TEXT SEGMENT start

Finding x[n] from Continuous Fourier Transform with Given Properties

[emanuel_hr]

Hello everyone(my first post here), I hope I have posted in the right section...

Homework Statement

Given $$x[n]$$ is a discrete stable(absolutely summable) sequence and its continuous Fourier transform $$X(e^{j\omega})$$ having the following properties:

$$x[n]=0, \ \ \ \forall n<1$$ and

$$Re\{X(e^{j\omega })\}=\frac{3}{2\cos \omega -\frac{5}{2}}, \ \ \ \forall \omega \in \mathbb{R}$$

find $$\inline x$$ as good as possible(I don't know how to state this any better, basically one should find x if possible, if not a sequence that resembles x as good as possible)

Homework Equations

$$X(e^{j\omega})=\sum_{n\in \mathbb{Z}}^{ } x[n]e^{-j\omega n}, \ \ \ \forall \omega \in \mathbb{R };$$

$$x[n]=\frac{1}{2\pi}\int_{-\pi}^{\pi} X(e^{j\omega})e^{j\omega n}d\omega,\ \ \ \forall n \in \mathbb{Z }.$$

The Attempt at a Solution

It is straightforward to show that if

$$x_{e}[n] = \frac{x[n]+\overline{x[-n]}}{2}, \ \ \forall n \in \mathbb{Z}, \ \textup{then} \ X_{e}(e^{j\omega})= Re\{X(e^{j\omega})\}, \ \forall \omega \in \mathbb{R}$$

Given the fact that $$x[n]=0, \forall n<1$$ by finding $$x_{e}[n]$$ we can also find $$x[n]$$

By applying the inverse Fourier transform of $$X_{e}(e^{j\omega})$$ we obtain:

$$x_{e}[n] = \frac{1}{2\pi}\int_{-\pi}^{\pi}\frac{3}{2\cos \omega -\frac{5}{2}}\cdot e^{j\omega n}d\omega$$

And at this point I'm stuck, i have no idea how to evaluate that integral(I've tried the usual tricks but none seem to work). Maybe the approach is not the best one, I don't know.
Thanks in advance for any advice.

 

[emanuel_hr]

Any ideas?

TEXT SEGMENT end
GIVEN INFORMATION start

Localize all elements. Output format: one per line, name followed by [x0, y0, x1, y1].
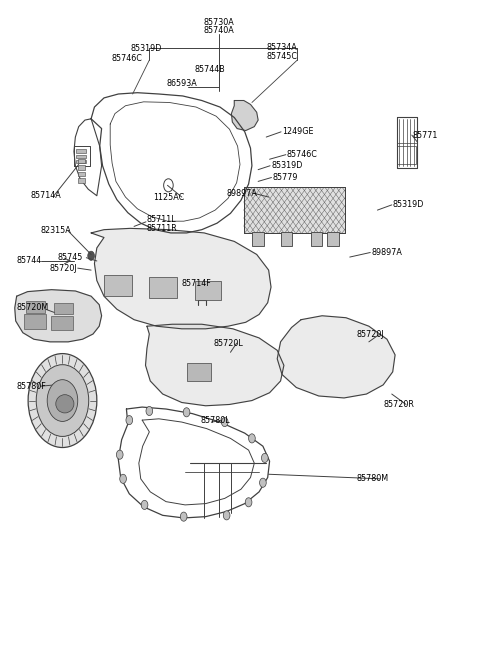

GIVEN INFORMATION end

* _PROBLEMS_
**1.** Answer these questions using the forum thread:
(a) For which values of n is x[n] stated to be zero?
(b) What parenthetical description does the poster give for the word "stable"?
(c) In the attempt at a solution, what is the Fourier transform of x_e[n] shown to equal?
**2.** Transcribe the part of the forum thread that opens with the words containing "Finding x[n] from" and closes with "the right section...".
The data above come from a source separate from the forum thread.

* _ANSWERS GIVEN_
**1.**
(a) For all n < 1.
(b) Absolutely summable.
(c) The real part of X(e^{jω}), for all real ω.

**2.**
Finding x[n] from Continuous Fourier Transform with Given Properties

[emanuel_hr]

Hello everyone(my first post here), I hope I have posted in the right section...